**Task goal:** Search the records below for the word "thickness" and show every line where it occurs.
□ □ □ □
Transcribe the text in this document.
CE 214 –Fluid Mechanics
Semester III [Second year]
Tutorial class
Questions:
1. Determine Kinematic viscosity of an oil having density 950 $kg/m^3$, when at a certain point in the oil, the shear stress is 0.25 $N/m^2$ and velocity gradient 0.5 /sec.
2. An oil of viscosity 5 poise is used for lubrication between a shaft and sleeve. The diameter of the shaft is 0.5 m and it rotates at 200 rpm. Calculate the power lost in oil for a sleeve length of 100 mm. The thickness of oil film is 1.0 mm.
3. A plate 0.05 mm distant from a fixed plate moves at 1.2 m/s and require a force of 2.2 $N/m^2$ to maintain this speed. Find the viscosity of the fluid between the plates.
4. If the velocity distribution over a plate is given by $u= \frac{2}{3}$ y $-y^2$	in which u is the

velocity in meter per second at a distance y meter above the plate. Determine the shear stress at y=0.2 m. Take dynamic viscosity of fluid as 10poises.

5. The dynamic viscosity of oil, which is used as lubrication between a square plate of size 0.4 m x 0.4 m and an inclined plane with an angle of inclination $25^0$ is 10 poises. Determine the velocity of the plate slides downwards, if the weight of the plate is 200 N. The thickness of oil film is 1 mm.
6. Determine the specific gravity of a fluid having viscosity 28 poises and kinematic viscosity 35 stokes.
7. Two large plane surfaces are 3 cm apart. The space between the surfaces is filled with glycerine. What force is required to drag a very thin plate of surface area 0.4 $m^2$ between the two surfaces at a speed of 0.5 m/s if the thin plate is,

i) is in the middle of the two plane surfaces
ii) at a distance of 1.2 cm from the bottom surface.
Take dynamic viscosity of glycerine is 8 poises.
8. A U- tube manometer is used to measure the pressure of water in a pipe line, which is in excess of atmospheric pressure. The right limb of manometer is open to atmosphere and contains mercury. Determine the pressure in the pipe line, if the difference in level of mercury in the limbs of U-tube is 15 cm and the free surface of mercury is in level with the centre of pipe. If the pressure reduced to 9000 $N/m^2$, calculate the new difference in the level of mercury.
□ □ □ □
**Output for this exercise:**
2. An oil of viscosity 5 poise is used for lubrication between a shaft and sleeve. The diameter of the shaft is 0.5 m and it rotates at 200 rpm. Calculate the power lost in oil for a sleeve length of 100 mm. The thickness of oil film is 1.0 mm.
5. The dynamic viscosity of oil, which is used as lubrication between a square plate of size 0.4 m x 0.4 m and an inclined plane with an angle of inclination $25^0$ is 10 poises. Determine the velocity of the plate slides downwards, if the weight of the plate is 200 N. The thickness of oil film is 1 mm.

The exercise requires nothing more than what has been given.